Da svolgere:
[A] Come si traduce in inglese la frase del testo sul settore metalmeccanico "Tanto per essere chiari: nel 2023 le imprese metalmeccaniche hanno realizzato oltre 30 miliardi di euro di utili."?
[B] Nel testo sul settore metalmeccanico, riscrivi in forma di elenco il paragrafo che comincia con "La quota di valore aggiunto", mantenendone i fatti principali.
[C] Estrai senza alcuna modifica dal testo sul settore metalmeccanico tutto ciò che va da "Un report che" fino a "investimenti fissi lordi.".

Testo fornito:
====

Un report che ha anzitutto affermato due verità. La prima è che la metalmeccanica è un settore in espansione: nel 2023, infatti, l’occupazione è cresciuta di 103 mila unità, passando da 2 milioni 572 mila lavoratori a 2 milioni 675 mila. La seconda è che è un settore molto significativo per l’economia italiana: nel 2022 il suo peso, rispetto al totale delle attività economiche nazionali, è stato dell’8,16% in termini di valore aggiunto e del 9,14 come investimenti fissi lordi.
Raddoppiano gli utili, calano gli investimenti
Il report inizialmente si concentra sulle principali voci del “conto economico” nel periodo 2019-2023. A fronte di un incremento del 33,47% del valore della produzione, gli utili netti sono aumentati del 91,56% (rispetto al 2019 sono quindi quasi raddoppiati), mentre i costi per il personale hanno registrato una crescita soltanto del 19,48. Tanto per essere chiari: nel 2023 le imprese metalmeccaniche hanno realizzato oltre 30 miliardi di euro di utili.
La ricchezza prodotta va a vantaggio solo dei profitti
La quota di valore aggiunto che va ai lavoratori è diminuita tra il 2019 e il 2023 di 7,34 punti percentuali, mentre la quota di profitti lordi (Ebitda) è aumentata di 7,63 punti percentuali. Cosa vuole dire? Che la distribuzione della ricchezza prodotta è andata a vantaggio dei profitti e a totale discapito dei salari.

====

[Voci salvate]
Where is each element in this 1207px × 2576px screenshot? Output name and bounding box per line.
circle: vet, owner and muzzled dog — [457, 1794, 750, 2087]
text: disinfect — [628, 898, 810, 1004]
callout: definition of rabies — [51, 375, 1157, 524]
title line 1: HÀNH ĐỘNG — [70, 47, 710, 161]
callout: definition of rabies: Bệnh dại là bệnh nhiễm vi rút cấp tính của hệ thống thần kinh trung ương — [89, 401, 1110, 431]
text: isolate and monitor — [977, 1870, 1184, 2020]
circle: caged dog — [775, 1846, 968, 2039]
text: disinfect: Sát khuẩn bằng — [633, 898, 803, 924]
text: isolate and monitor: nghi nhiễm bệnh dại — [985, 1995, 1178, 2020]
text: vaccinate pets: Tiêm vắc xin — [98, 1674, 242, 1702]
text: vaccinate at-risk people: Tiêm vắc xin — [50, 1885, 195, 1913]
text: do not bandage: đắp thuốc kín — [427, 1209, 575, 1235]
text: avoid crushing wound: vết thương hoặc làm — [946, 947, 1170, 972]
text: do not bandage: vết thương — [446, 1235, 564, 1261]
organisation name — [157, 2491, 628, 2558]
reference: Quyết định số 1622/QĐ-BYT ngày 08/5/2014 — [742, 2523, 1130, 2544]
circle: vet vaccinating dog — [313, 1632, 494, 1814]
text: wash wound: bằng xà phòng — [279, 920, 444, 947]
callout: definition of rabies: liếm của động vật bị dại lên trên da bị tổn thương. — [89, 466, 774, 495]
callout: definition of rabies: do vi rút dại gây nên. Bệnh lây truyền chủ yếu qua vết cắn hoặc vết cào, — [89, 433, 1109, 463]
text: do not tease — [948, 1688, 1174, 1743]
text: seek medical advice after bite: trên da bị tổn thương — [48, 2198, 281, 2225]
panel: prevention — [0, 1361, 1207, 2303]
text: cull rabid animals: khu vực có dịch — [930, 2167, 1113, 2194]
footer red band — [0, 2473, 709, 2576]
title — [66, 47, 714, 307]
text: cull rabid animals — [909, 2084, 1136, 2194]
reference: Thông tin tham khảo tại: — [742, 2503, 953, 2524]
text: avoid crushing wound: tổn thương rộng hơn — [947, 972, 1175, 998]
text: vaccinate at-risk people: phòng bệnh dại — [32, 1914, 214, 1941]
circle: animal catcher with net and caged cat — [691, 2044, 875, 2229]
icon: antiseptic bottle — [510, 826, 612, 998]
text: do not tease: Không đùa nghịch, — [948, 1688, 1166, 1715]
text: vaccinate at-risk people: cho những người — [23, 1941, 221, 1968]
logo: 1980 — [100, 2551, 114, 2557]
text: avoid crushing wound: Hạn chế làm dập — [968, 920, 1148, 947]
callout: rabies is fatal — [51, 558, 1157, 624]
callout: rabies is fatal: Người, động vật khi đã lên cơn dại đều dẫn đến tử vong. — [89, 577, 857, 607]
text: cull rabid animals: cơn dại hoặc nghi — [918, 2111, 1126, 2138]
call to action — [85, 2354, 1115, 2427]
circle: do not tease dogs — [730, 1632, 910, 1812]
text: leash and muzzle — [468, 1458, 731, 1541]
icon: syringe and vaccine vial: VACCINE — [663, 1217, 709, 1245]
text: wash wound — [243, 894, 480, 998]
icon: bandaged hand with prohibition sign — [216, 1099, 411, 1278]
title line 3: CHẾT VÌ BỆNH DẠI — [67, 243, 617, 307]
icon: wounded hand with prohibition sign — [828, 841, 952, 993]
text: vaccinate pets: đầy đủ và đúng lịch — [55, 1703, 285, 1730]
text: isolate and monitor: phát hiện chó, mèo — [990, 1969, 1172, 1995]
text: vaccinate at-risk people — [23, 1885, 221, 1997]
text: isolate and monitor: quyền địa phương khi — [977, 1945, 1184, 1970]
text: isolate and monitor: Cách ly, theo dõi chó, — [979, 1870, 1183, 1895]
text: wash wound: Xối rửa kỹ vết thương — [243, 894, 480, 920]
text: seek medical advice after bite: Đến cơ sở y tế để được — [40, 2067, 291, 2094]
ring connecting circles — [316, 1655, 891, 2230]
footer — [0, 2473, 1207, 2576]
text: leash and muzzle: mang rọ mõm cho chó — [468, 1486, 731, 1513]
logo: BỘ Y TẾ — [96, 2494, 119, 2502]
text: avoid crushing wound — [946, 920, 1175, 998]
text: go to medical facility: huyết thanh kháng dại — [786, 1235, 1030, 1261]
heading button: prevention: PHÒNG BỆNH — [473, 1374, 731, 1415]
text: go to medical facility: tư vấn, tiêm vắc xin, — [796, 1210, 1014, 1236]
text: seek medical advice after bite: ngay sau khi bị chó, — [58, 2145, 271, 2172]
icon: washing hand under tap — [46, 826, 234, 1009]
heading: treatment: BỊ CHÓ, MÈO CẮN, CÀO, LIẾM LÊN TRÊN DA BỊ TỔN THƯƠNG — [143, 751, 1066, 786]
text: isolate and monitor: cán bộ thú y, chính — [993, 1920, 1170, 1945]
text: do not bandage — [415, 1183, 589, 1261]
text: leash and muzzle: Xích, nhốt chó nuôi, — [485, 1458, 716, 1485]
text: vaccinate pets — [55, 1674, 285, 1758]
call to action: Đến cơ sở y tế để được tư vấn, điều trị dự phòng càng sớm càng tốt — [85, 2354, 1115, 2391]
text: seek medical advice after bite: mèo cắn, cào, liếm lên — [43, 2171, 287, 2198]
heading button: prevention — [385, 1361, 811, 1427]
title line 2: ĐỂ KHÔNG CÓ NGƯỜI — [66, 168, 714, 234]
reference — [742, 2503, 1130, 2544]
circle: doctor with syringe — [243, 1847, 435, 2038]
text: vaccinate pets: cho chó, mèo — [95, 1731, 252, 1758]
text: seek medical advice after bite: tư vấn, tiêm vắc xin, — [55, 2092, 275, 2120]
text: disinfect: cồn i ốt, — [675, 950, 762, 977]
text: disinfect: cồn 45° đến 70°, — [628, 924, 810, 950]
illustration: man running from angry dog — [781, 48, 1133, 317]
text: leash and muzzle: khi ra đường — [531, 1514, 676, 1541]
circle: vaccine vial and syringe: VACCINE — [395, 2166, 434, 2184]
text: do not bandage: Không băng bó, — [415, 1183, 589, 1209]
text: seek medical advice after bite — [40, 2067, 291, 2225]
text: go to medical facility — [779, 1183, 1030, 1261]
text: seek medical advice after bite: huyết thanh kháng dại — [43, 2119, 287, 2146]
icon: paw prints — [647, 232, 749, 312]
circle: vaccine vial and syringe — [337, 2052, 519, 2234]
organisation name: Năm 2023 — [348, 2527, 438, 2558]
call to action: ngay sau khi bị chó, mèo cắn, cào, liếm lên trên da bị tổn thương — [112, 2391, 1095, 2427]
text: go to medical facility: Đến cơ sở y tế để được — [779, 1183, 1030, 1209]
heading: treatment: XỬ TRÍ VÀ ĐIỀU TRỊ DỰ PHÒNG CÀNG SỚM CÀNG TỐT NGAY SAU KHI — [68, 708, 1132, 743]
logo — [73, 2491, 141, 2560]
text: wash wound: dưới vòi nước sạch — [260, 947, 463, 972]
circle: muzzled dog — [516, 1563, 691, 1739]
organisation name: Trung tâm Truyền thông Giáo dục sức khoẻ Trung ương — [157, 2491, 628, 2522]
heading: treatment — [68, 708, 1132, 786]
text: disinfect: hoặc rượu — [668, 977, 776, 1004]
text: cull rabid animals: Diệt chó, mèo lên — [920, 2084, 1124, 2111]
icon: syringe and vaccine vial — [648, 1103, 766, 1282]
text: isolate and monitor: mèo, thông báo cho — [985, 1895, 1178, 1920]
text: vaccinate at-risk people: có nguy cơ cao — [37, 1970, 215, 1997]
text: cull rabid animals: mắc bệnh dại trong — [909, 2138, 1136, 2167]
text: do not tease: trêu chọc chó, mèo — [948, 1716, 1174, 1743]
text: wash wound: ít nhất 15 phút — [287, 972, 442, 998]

====

Le risposte:
[A] To be clear: in 2023 metalworking companies made more than 30 billion euros in profits.

[B]
- Tra il 2019 e il 2023 la quota di valore aggiunto destinata ai lavoratori è scesa di 7,34 punti percentuali.
- Nello stesso periodo la quota di profitti lordi (Ebitda) è salita di 7,63 punti percentuali.
- La ricchezza prodotta è quindi andata a vantaggio dei profitti e a totale discapito dei salari.

[C]
Un report che ha anzitutto affermato due verità. La prima è che la metalmeccanica è un settore in espansione: nel 2023, infatti, l’occupazione è cresciuta di 103 mila unità, passando da 2 milioni 572 mila lavoratori a 2 milioni 675 mila. La seconda è che è un settore molto significativo per l’economia italiana: nel 2022 il suo peso, rispetto al totale delle attività economiche nazionali, è stato dell’8,16% in termini di valore aggiunto e del 9,14 come investimenti fissi lordi.